* YOUR INSTRUCTIONS: Set out every line bearing the string "Days".

○ ○ ○ ○ ○ ○ ○

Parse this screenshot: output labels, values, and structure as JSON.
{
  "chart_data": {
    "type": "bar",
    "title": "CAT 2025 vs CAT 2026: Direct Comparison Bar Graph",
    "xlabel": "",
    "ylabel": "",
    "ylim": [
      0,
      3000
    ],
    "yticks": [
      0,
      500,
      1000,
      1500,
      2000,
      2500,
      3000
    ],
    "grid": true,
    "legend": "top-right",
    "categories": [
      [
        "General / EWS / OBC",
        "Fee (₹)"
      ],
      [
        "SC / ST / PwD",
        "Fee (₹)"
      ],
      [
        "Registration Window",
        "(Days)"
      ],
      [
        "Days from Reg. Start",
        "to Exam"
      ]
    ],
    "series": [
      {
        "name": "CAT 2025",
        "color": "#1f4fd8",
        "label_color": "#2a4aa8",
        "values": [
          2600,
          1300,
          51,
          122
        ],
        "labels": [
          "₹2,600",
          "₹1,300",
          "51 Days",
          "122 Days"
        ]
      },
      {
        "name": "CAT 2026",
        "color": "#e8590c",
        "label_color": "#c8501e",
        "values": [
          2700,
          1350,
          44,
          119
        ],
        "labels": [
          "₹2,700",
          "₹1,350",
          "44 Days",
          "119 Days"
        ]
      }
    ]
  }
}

○ ○ ○ ○ ○ ○ ○

* EXERCISE OUTPUT:
        "(Days)"
        "Days from Reg. Start",
          "51 Days",
          "122 Days"
          "44 Days",
          "119 Days"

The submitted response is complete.